Write out the complete material exactly as it stands.

(Figure record listings)
----

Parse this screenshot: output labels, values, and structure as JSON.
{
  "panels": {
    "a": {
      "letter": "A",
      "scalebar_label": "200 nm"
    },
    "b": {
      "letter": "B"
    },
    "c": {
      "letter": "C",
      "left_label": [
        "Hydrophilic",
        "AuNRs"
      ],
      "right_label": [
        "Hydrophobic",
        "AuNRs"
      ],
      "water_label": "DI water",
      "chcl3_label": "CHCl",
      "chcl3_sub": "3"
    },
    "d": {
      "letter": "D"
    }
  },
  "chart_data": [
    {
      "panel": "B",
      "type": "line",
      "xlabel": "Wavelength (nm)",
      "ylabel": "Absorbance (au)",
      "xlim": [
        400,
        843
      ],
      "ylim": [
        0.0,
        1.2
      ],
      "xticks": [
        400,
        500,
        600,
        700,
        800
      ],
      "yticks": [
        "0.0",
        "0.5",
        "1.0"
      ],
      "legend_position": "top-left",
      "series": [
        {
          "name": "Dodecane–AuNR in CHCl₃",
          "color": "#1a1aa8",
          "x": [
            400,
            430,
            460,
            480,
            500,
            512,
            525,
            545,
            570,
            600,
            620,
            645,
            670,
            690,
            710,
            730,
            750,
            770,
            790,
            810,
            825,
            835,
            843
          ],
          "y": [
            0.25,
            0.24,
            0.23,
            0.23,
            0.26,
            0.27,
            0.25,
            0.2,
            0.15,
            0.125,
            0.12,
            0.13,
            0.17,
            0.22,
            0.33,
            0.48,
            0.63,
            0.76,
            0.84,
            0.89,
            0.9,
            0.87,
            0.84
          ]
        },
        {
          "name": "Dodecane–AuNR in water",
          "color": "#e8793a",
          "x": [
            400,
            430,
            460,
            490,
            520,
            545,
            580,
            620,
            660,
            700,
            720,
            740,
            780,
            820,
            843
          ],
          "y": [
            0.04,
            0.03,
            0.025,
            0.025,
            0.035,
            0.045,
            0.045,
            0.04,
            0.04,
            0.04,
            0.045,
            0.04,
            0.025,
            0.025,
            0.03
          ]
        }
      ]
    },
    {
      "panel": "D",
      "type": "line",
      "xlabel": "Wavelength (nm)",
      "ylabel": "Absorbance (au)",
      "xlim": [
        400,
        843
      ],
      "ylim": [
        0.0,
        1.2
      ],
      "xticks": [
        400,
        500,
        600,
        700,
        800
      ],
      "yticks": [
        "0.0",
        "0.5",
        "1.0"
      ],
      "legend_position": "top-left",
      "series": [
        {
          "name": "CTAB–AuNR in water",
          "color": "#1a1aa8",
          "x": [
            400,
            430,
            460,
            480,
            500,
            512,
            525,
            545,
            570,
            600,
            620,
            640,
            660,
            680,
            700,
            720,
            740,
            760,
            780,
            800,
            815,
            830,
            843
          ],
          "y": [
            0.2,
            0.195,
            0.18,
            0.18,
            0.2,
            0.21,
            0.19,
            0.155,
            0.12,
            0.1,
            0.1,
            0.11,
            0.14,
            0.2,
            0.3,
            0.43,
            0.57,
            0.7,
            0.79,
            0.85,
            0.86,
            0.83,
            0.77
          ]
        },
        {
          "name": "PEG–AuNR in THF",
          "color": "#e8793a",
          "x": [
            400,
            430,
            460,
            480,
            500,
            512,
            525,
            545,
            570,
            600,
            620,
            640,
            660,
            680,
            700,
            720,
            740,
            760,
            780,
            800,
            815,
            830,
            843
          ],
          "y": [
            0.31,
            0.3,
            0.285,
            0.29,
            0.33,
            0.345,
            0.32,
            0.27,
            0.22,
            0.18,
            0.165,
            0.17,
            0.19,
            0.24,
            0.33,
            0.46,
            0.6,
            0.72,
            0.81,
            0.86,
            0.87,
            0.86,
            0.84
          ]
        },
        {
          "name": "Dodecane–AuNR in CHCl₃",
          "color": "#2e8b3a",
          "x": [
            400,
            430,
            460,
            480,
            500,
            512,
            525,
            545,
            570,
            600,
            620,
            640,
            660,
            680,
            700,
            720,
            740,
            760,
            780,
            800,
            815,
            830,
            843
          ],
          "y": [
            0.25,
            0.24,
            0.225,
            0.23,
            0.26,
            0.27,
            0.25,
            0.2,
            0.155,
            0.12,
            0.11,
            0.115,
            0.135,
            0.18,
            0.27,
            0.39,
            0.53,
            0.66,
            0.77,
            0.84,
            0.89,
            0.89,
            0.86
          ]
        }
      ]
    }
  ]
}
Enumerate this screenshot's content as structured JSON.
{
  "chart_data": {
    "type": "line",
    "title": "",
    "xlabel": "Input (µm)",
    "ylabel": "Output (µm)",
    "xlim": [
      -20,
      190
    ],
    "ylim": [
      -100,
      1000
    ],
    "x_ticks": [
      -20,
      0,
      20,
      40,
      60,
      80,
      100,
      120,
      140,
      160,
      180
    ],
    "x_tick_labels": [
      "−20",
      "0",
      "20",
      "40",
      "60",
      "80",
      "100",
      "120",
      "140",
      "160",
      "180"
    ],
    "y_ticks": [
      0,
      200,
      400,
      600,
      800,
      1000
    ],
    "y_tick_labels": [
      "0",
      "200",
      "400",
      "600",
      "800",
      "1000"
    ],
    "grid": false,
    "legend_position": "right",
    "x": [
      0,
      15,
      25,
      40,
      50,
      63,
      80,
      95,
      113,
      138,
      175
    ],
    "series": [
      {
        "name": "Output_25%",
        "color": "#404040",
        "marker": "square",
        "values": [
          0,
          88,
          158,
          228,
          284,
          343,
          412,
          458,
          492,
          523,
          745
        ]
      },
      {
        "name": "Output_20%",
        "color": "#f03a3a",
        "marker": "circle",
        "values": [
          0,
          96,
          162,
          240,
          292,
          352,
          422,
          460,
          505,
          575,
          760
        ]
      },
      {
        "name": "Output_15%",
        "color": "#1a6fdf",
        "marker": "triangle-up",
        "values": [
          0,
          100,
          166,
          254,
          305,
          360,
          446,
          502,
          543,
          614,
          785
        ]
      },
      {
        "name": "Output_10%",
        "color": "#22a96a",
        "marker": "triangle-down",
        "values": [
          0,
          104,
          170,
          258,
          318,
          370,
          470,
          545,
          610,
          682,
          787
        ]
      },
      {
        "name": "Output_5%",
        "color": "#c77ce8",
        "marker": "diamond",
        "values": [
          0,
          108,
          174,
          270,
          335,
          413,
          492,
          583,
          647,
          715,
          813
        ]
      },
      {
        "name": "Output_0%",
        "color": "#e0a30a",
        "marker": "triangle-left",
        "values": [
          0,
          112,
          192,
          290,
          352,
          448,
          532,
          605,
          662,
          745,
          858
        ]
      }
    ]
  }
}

----

_The response_:
Parse this screenshot: output labels, values, and structure as JSON.
{
  "panels": {
    "a": {
      "letter": "A",
      "scalebar_label": "200 nm"
    },
    "b": {
      "letter": "B"
    },
    "c": {
      "letter": "C",
      "left_label": [
        "Hydrophilic",
        "AuNRs"
      ],
      "right_label": [
        "Hydrophobic",
        "AuNRs"
      ],
      "water_label": "DI water",
      "chcl3_label": "CHCl",
      "chcl3_sub": "3"
    },
    "d": {
      "letter": "D"
    }
  },
  "chart_data": [
    {
      "panel": "B",
      "type": "line",
      "xlabel": "Wavelength (nm)",
      "ylabel": "Absorbance (au)",
      "xlim": [
        400,
        843
      ],
      "ylim": [
        0.0,
        1.2
      ],
      "xticks": [
        400,
        500,
        600,
        700,
        800
      ],
      "yticks": [
        "0.0",
        "0.5",
        "1.0"
      ],
      "legend_position": "top-left",
      "series": [
        {
          "name": "Dodecane–AuNR in CHCl₃",
          "color": "#1a1aa8",
          "x": [
            400,
            430,
            460,
            480,
            500,
            512,
            525,
            545,
            570,
            600,
            620,
            645,
            670,
            690,
            710,
            730,
            750,
            770,
            790,
            810,
            825,
            835,
            843
          ],
          "y": [
            0.25,
            0.24,
            0.23,
            0.23,
            0.26,
            0.27,
            0.25,
            0.2,
            0.15,
            0.125,
            0.12,
            0.13,
            0.17,
            0.22,
            0.33,
            0.48,
            0.63,
            0.76,
            0.84,
            0.89,
            0.9,
            0.87,
            0.84
          ]
        },
        {
          "name": "Dodecane–AuNR in water",
          "color": "#e8793a",
          "x": [
            400,
            430,
            460,
            490,
            520,
            545,
            580,
            620,
            660,
            700,
            720,
            740,
            780,
            820,
            843
          ],
          "y": [
            0.04,
            0.03,
            0.025,
            0.025,
            0.035,
            0.045,
            0.045,
            0.04,
            0.04,
            0.04,
            0.045,
            0.04,
            0.025,
            0.025,
            0.03
          ]
        }
      ]
    },
    {
      "panel": "D",
      "type": "line",
      "xlabel": "Wavelength (nm)",
      "ylabel": "Absorbance (au)",
      "xlim": [
        400,
        843
      ],
      "ylim": [
        0.0,
        1.2
      ],
      "xticks": [
        400,
        500,
        600,
        700,
        800
      ],
      "yticks": [
        "0.0",
        "0.5",
        "1.0"
      ],
      "legend_position": "top-left",
      "series": [
        {
          "name": "CTAB–AuNR in water",
          "color": "#1a1aa8",
          "x": [
            400,
            430,
            460,
            480,
            500,
            512,
            525,
            545,
            570,
            600,
            620,
            640,
            660,
            680,
            700,
            720,
            740,
            760,
            780,
            800,
            815,
            830,
            843
          ],
          "y": [
            0.2,
            0.195,
            0.18,
            0.18,
            0.2,
            0.21,
            0.19,
            0.155,
            0.12,
            0.1,
            0.1,
            0.11,
            0.14,
            0.2,
            0.3,
            0.43,
            0.57,
            0.7,
            0.79,
            0.85,
            0.86,
            0.83,
            0.77
          ]
        },
        {
          "name": "PEG–AuNR in THF",
          "color": "#e8793a",
          "x": [
            400,
            430,
            460,
            480,
            500,
            512,
            525,
            545,
            570,
            600,
            620,
            640,
            660,
            680,
            700,
            720,
            740,
            760,
            780,
            800,
            815,
            830,
            843
          ],
          "y": [
            0.31,
            0.3,
            0.285,
            0.29,
            0.33,
            0.345,
            0.32,
            0.27,
            0.22,
            0.18,
            0.165,
            0.17,
            0.19,
            0.24,
            0.33,
            0.46,
            0.6,
            0.72,
            0.81,
            0.86,
            0.87,
            0.86,
            0.84
          ]
        },
        {
          "name": "Dodecane–AuNR in CHCl₃",
          "color": "#2e8b3a",
          "x": [
            400,
            430,
            460,
            480,
            500,
            512,
            525,
            545,
            570,
            600,
            620,
            640,
            660,
            680,
            700,
            720,
            740,
            760,
            780,
            800,
            815,
            830,
            843
          ],
          "y": [
            0.25,
            0.24,
            0.225,
            0.23,
            0.26,
            0.27,
            0.25,
            0.2,
            0.155,
            0.12,
            0.11,
            0.115,
            0.135,
            0.18,
            0.27,
            0.39,
            0.53,
            0.66,
            0.77,
            0.84,
            0.89,
            0.89,
            0.86
          ]
        }
      ]
    }
  ]
}
Enumerate this screenshot's content as structured JSON.
{
  "chart_data": {
    "type": "line",
    "title": "",
    "xlabel": "Input (µm)",
    "ylabel": "Output (µm)",
    "xlim": [
      -20,
      190
    ],
    "ylim": [
      -100,
      1000
    ],
    "x_ticks": [
      -20,
      0,
      20,
      40,
      60,
      80,
      100,
      120,
      140,
      160,
      180
    ],
    "x_tick_labels": [
      "−20",
      "0",
      "20",
      "40",
      "60",
      "80",
      "100",
      "120",
      "140",
      "160",
      "180"
    ],
    "y_ticks": [
      0,
      200,
      400,
      600,
      800,
      1000
    ],
    "y_tick_labels": [
      "0",
      "200",
      "400",
      "600",
      "800",
      "1000"
    ],
    "grid": false,
    "legend_position": "right",
    "x": [
      0,
      15,
      25,
      40,
      50,
      63,
      80,
      95,
      113,
      138,
      175
    ],
    "series": [
      {
        "name": "Output_25%",
        "color": "#404040",
        "marker": "square",
        "values": [
          0,
          88,
          158,
          228,
          284,
          343,
          412,
          458,
          492,
          523,
          745
        ]
      },
      {
        "name": "Output_20%",
        "color": "#f03a3a",
        "marker": "circle",
        "values": [
          0,
          96,
          162,
          240,
          292,
          352,
          422,
          460,
          505,
          575,
          760
        ]
      },
      {
        "name": "Output_15%",
        "color": "#1a6fdf",
        "marker": "triangle-up",
        "values": [
          0,
          100,
          166,
          254,
          305,
          360,
          446,
          502,
          543,
          614,
          785
        ]
      },
      {
        "name": "Output_10%",
        "color": "#22a96a",
        "marker": "triangle-down",
        "values": [
          0,
          104,
          170,
          258,
          318,
          370,
          470,
          545,
          610,
          682,
          787
        ]
      },
      {
        "name": "Output_5%",
        "color": "#c77ce8",
        "marker": "diamond",
        "values": [
          0,
          108,
          174,
          270,
          335,
          413,
          492,
          583,
          647,
          715,
          813
        ]
      },
      {
        "name": "Output_0%",
        "color": "#e0a30a",
        "marker": "triangle-left",
        "values": [
          0,
          112,
          192,
          290,
          352,
          448,
          532,
          605,
          662,
          745,
          858
        ]
      }
    ]
  }
}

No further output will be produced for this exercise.